Collected data entries:
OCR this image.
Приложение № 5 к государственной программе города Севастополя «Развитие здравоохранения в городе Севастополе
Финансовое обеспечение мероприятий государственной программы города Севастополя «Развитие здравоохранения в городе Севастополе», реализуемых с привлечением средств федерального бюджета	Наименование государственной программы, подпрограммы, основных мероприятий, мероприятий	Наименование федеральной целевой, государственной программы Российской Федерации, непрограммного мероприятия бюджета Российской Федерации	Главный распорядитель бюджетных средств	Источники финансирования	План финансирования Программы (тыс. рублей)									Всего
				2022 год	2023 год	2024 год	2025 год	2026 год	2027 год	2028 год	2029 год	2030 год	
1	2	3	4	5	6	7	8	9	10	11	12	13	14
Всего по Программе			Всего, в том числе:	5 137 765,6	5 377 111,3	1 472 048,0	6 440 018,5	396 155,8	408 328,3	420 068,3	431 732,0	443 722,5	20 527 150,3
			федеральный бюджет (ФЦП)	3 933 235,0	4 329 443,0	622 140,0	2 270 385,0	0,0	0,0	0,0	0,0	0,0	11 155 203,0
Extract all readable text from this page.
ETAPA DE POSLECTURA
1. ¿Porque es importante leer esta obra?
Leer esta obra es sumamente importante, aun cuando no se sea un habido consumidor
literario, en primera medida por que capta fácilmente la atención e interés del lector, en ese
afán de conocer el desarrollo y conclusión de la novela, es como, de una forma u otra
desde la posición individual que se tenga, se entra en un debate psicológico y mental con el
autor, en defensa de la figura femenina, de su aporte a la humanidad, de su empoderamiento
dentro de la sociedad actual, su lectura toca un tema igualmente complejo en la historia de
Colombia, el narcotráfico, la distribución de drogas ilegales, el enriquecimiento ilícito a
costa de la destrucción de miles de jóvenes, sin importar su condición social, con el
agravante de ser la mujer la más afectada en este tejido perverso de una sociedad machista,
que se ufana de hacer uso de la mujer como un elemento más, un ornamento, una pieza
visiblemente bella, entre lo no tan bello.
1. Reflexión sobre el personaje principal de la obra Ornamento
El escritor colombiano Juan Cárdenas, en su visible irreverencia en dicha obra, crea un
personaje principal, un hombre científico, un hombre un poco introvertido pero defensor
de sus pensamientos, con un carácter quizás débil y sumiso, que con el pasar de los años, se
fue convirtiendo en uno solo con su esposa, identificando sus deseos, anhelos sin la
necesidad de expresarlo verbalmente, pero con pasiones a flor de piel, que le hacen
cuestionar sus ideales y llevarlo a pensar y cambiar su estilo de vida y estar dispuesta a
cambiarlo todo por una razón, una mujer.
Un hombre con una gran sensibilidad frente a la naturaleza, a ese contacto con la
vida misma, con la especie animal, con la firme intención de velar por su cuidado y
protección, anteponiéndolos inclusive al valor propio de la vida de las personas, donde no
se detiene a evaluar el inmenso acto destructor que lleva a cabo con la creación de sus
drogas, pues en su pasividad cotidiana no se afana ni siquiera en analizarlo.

== What the exercise asks ==
Each entry above needs to be retyped exactly.

== Full answer ==
OCR this image.
Приложение № 5 к государственной программе города Севастополя «Развитие здравоохранения в городе Севастополе
Финансовое обеспечение мероприятий государственной программы города Севастополя «Развитие здравоохранения в городе Севастополе», реализуемых с привлечением средств федерального бюджета	Наименование государственной программы, подпрограммы, основных мероприятий, мероприятий	Наименование федеральной целевой, государственной программы Российской Федерации, непрограммного мероприятия бюджета Российской Федерации	Главный распорядитель бюджетных средств	Источники финансирования	План финансирования Программы (тыс. рублей)									Всего
				2022 год	2023 год	2024 год	2025 год	2026 год	2027 год	2028 год	2029 год	2030 год	
1	2	3	4	5	6	7	8	9	10	11	12	13	14
Всего по Программе			Всего, в том числе:	5 137 765,6	5 377 111,3	1 472 048,0	6 440 018,5	396 155,8	408 328,3	420 068,3	431 732,0	443 722,5	20 527 150,3
			федеральный бюджет (ФЦП)	3 933 235,0	4 329 443,0	622 140,0	2 270 385,0	0,0	0,0	0,0	0,0	0,0	11 155 203,0
Extract all readable text from this page.
ETAPA DE POSLECTURA
1. ¿Porque es importante leer esta obra?
Leer esta obra es sumamente importante, aun cuando no se sea un habido consumidor
literario, en primera medida por que capta fácilmente la atención e interés del lector, en ese
afán de conocer el desarrollo y conclusión de la novela, es como, de una forma u otra
desde la posición individual que se tenga, se entra en un debate psicológico y mental con el
autor, en defensa de la figura femenina, de su aporte a la humanidad, de su empoderamiento
dentro de la sociedad actual, su lectura toca un tema igualmente complejo en la historia de
Colombia, el narcotráfico, la distribución de drogas ilegales, el enriquecimiento ilícito a
costa de la destrucción de miles de jóvenes, sin importar su condición social, con el
agravante de ser la mujer la más afectada en este tejido perverso de una sociedad machista,
que se ufana de hacer uso de la mujer como un elemento más, un ornamento, una pieza
visiblemente bella, entre lo no tan bello.
1. Reflexión sobre el personaje principal de la obra Ornamento
El escritor colombiano Juan Cárdenas, en su visible irreverencia en dicha obra, crea un
personaje principal, un hombre científico, un hombre un poco introvertido pero defensor
de sus pensamientos, con un carácter quizás débil y sumiso, que con el pasar de los años, se
fue convirtiendo en uno solo con su esposa, identificando sus deseos, anhelos sin la
necesidad de expresarlo verbalmente, pero con pasiones a flor de piel, que le hacen
cuestionar sus ideales y llevarlo a pensar y cambiar su estilo de vida y estar dispuesta a
cambiarlo todo por una razón, una mujer.
Un hombre con una gran sensibilidad frente a la naturaleza, a ese contacto con la
vida misma, con la especie animal, con la firme intención de velar por su cuidado y
protección, anteponiéndolos inclusive al valor propio de la vida de las personas, donde no
se detiene a evaluar el inmenso acto destructor que lleva a cabo con la creación de sus
drogas, pues en su pasividad cotidiana no se afana ni siquiera en analizarlo.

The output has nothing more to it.